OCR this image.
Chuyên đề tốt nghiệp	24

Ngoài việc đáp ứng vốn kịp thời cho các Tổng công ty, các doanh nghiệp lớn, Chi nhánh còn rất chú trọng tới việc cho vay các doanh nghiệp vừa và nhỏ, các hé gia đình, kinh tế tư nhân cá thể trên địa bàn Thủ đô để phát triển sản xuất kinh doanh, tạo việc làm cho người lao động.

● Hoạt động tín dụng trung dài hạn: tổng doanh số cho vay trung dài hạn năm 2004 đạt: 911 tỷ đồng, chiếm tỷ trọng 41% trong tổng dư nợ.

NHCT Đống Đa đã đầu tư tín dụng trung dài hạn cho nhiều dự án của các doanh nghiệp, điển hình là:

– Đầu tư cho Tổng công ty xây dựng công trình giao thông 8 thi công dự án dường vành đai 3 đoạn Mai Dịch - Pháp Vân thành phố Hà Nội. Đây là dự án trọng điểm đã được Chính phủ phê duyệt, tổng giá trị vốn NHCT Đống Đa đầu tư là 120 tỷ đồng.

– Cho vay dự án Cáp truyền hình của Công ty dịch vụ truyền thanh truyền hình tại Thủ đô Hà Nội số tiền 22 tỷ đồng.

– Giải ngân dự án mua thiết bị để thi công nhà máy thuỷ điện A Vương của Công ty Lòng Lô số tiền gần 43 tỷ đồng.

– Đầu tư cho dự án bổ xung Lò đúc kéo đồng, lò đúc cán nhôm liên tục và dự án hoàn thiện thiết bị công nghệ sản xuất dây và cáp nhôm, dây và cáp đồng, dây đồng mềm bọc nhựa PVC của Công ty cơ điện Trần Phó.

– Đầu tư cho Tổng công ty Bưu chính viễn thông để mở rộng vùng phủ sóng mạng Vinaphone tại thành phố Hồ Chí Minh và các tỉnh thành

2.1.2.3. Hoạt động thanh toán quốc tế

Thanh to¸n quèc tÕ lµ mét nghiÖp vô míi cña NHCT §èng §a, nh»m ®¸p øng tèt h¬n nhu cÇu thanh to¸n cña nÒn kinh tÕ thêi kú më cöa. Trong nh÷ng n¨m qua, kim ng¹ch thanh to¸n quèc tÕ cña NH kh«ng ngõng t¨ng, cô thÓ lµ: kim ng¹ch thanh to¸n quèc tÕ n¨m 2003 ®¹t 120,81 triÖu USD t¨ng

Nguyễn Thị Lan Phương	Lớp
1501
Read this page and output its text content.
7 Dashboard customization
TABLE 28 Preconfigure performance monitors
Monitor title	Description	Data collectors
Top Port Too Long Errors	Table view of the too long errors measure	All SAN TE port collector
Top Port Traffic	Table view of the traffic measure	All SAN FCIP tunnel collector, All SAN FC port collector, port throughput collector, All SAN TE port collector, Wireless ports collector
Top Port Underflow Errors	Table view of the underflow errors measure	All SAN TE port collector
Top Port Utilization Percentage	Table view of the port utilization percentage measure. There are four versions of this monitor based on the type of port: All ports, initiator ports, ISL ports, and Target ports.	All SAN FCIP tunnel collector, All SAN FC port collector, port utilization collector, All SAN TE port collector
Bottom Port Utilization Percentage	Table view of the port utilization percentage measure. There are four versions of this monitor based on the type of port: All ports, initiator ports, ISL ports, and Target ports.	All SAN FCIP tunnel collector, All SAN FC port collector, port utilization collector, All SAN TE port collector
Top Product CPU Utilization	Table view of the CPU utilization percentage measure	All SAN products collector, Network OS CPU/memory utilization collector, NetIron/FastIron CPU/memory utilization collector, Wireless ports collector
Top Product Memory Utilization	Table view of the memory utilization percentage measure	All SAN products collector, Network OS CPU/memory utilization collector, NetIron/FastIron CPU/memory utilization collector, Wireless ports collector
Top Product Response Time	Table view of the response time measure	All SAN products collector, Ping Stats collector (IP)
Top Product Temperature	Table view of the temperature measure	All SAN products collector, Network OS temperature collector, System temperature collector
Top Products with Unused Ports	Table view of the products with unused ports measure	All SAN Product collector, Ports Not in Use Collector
==
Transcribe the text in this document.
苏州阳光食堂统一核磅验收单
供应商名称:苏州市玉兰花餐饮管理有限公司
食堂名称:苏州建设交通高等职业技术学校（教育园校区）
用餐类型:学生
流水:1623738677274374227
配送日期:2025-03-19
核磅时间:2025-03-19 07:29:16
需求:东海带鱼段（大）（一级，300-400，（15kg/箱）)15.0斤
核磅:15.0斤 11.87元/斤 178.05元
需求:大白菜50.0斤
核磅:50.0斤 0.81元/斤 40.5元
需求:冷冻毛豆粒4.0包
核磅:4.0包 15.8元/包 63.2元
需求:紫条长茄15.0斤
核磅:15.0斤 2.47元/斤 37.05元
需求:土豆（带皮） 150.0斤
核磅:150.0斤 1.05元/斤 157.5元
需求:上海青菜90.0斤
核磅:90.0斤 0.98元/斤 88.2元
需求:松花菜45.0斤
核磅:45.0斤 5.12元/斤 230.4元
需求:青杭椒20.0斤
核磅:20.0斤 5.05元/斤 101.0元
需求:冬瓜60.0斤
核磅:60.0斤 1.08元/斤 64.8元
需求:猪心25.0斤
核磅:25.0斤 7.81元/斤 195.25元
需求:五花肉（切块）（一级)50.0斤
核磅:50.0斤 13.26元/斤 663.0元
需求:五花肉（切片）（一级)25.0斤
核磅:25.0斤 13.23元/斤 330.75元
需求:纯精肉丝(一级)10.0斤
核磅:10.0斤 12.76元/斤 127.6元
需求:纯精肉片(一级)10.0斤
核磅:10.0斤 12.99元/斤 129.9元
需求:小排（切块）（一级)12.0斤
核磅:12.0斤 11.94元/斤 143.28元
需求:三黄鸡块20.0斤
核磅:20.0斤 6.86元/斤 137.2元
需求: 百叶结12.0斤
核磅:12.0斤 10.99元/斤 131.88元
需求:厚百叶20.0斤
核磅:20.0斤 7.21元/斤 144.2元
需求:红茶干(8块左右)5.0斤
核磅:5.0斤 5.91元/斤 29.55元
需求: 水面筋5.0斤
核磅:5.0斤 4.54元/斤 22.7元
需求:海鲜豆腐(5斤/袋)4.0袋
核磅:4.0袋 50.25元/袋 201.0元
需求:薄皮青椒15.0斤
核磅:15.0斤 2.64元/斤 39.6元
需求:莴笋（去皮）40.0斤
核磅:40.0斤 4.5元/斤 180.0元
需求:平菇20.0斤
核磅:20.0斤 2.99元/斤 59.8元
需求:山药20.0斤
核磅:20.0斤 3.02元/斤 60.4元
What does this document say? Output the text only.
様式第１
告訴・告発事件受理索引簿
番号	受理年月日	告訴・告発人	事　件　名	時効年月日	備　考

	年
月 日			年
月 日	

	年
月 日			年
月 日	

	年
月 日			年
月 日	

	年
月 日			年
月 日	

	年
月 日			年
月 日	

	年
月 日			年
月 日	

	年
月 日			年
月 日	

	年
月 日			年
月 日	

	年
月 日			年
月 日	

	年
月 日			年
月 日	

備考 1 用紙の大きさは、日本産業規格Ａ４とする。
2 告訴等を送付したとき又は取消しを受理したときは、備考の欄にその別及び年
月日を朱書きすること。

Objective: Copy each line of the listing in which the word "trung" can be found.

Complete answer:
● Hoạt động tín dụng trung dài hạn: tổng doanh số cho vay trung dài hạn năm 2004 đạt: 911 tỷ đồng, chiếm tỷ trọng 41% trong tổng dư nợ.
NHCT Đống Đa đã đầu tư tín dụng trung dài hạn cho nhiều dự án của các doanh nghiệp, điển hình là:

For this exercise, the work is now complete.